Okuma parçası:
+++++

Zürih Hakkında Tavsiyeler ve Notlar

Yeni yerler keşfetme turumda bu kez rotamı İsviçre’nin en büyük şehri Zürih’e çevirdim. Aslında burası benim için yabancı bir durak değil; daha önce iki kez, kışın karlarla kaplı sokaklarını adımlamıştım. Bu kez ise Temmuz ayında, şehrin yaz yüzünü keşfetmek için buradayım.

Zürih, yalnızca İsviçre’nin değil, dünyanın da ekonomik açıdan en güçlü şehirlerinden biri. Yaklaşık 420 bin kişinin yaşadığı şehir, Alp Dağları’na sadece 30 km mesafede bulunuyor. Bu yakınlık sayesinde Zürih, kışın sert soğuklarıyla ünlüyken, yazın bile serin havasını koruyan bir şehir olmayı başarıyor. Nüfusun yaklaşık yüzde 65’ini Protestan ve Katolikler oluşturuyor, Müslümanların oranı ise %1 civarında. Kültürel çeşitliliğin ve düzenin uyum içinde aktığı Zürih, yaz aylarında bile ferahlatıcı bir esintiyle şehri dolaşanlara nefes aldıran bir atmosfere sahip.

İki bölgeye ayrılmış bu şehri keşfetmek için 2 günlük bir sürenin yeterli olacağını düşünüyorum. Yalnızca bazı uzak noktaları görmek isterseniz, gününüze erken başlamanızı tavsiye ederim. Özellikle kış aylarında, havanın saat 17.00 civarında kararmaya başladığını göz önünde bulundurarak plan yapmak oldukça önemli. Zürih, günün her saati güvenle dolaşabileceğiniz bir şehir. Ancak hafta sonları birçok dükkan kapalı olduğu için alışveriş planlarınızı hafta içine denk getirmek işinizi kolaylaştırır.

Bu şehri dolaşmaya başladığınızda sizi en çok şaşırtacak detaylardan biri de şehrin dört bir yanına yayılmış olan çeşmeler olacak. Burada 1.250’den fazla çeşme bulunuyor, üstelik bu kadar pahalı bir şehirde su için ücret ödemeden temiz ve lezzetli su içebilmek gerçekten keyifli. Ayrıca şehirde İngilizce bilme oranı oldukça yüksek. Bu sayede iletişim kurarken zorluk yaşamadan restoranlarda sipariş verebilir, insanlarla kolayca yön tarifi alabilir ve günlük akışınızı rahat sürdürebilirsiniz.

+++++

[Bir veri kümesinden alıntı]
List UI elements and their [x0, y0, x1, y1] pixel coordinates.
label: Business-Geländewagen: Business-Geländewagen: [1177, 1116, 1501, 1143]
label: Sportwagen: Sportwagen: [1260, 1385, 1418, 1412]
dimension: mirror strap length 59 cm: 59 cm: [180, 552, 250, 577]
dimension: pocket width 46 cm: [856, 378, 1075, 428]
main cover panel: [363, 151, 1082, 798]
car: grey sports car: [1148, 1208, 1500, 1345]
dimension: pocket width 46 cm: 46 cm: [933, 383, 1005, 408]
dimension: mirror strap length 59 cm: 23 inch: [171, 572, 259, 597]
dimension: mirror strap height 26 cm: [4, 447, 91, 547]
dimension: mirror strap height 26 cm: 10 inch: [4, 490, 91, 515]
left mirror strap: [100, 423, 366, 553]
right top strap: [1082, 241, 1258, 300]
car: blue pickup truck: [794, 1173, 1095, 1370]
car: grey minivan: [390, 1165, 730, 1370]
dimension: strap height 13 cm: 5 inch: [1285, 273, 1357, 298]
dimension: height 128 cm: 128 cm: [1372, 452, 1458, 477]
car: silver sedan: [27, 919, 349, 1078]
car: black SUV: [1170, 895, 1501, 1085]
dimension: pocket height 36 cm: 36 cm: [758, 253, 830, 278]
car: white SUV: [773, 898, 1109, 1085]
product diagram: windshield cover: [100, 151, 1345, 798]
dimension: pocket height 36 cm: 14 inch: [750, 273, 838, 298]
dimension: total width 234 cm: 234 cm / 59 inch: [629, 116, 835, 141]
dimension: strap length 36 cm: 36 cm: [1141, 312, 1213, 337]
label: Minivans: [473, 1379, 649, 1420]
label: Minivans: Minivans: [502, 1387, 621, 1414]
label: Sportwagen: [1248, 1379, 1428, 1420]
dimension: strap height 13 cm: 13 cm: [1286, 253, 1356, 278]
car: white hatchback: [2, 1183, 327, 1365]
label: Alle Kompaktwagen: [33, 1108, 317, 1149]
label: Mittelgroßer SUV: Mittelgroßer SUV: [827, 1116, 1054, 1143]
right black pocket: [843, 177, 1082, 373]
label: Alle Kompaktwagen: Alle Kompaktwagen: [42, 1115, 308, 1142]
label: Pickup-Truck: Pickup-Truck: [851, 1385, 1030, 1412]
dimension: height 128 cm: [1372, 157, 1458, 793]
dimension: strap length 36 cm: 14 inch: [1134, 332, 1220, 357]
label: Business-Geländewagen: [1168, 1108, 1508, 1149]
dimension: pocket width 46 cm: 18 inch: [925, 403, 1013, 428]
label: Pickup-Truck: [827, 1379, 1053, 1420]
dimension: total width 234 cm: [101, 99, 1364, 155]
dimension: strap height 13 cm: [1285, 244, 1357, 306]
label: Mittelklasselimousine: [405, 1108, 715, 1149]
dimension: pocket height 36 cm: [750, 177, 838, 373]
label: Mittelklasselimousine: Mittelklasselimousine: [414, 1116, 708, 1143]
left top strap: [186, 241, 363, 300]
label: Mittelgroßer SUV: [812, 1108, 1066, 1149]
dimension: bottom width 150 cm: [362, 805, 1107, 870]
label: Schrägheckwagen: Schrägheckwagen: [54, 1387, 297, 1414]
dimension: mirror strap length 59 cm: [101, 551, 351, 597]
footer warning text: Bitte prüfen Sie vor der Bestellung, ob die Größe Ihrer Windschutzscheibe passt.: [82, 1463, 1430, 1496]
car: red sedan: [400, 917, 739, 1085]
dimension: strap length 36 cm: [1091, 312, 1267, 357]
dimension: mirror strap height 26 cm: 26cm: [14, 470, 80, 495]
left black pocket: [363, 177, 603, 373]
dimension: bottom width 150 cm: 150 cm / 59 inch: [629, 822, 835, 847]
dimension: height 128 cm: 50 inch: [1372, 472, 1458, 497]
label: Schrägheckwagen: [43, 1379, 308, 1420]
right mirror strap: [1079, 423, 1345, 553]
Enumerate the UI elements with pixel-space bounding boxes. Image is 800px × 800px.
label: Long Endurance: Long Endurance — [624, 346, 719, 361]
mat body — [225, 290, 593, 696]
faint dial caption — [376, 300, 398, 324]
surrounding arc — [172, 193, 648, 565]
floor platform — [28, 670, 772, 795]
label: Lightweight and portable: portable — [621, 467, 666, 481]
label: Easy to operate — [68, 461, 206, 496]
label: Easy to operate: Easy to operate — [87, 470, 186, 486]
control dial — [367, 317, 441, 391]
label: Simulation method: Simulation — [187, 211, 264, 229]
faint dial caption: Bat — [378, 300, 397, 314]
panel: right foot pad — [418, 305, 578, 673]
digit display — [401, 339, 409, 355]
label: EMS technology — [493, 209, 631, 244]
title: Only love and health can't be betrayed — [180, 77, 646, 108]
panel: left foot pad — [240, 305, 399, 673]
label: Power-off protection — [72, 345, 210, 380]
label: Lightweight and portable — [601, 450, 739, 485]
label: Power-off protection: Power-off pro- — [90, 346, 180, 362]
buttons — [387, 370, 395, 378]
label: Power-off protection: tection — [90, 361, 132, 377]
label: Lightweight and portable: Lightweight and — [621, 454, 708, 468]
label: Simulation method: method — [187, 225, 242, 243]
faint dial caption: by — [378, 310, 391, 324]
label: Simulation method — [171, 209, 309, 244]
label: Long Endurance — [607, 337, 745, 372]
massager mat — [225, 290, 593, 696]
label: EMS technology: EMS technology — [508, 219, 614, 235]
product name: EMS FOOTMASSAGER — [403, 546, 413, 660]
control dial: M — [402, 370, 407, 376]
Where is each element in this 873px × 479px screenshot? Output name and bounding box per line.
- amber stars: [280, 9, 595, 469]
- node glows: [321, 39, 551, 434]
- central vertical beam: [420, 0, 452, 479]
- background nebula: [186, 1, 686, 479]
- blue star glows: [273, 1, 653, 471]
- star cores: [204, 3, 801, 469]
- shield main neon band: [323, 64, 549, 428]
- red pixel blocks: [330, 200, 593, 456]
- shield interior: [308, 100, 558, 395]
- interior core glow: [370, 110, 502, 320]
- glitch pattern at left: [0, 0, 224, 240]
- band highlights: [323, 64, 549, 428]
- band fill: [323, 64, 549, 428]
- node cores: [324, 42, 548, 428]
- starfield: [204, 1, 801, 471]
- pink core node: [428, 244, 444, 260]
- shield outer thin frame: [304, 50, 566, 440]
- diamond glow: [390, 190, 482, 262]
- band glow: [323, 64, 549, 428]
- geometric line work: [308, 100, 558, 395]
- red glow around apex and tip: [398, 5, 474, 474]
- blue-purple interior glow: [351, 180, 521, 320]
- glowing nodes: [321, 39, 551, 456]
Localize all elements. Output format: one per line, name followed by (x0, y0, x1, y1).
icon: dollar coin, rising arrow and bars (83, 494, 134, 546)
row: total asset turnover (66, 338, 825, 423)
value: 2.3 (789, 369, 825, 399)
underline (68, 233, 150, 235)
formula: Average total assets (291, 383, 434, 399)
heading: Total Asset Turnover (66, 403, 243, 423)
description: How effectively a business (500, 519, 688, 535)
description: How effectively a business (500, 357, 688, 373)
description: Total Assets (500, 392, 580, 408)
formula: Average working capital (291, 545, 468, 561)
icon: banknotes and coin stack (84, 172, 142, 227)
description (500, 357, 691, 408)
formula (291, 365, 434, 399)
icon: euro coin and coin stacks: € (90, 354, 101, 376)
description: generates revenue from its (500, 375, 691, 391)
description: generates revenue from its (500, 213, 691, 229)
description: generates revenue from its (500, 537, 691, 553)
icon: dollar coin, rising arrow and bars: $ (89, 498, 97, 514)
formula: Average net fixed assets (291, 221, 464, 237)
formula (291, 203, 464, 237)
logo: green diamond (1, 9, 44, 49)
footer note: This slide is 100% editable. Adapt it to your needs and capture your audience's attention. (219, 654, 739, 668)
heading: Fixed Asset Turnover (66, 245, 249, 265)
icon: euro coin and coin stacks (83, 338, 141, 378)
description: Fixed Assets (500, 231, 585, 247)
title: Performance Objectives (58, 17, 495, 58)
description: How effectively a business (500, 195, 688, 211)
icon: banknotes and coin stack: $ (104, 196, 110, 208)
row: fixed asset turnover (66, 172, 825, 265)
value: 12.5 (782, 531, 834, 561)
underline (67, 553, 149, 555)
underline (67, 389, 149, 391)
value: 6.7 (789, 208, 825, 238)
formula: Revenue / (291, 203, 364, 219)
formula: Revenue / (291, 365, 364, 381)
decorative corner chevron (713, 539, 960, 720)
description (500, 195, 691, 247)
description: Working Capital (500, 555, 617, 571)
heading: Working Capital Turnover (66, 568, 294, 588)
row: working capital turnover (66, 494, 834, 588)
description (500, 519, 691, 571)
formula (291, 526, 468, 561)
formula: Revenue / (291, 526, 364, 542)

+++++

Alıştırma görevi: Zürih yazısında "Zürih Hakkında Tavsiyeler" ifadesiyle başlayıp "keşfetmek için buradayım." ifadesine kadar, bu ifade de dahil, süren kısmı hiç değiştirmeden döndürün.

Yanıt:
Zürih Hakkında Tavsiyeler ve Notlar

Yeni yerler keşfetme turumda bu kez rotamı İsviçre’nin en büyük şehri Zürih’e çevirdim. Aslında burası benim için yabancı bir durak değil; daha önce iki kez, kışın karlarla kaplı sokaklarını adımlamıştım. Bu kez ise Temmuz ayında, şehrin yaz yüzünü keşfetmek için buradayım.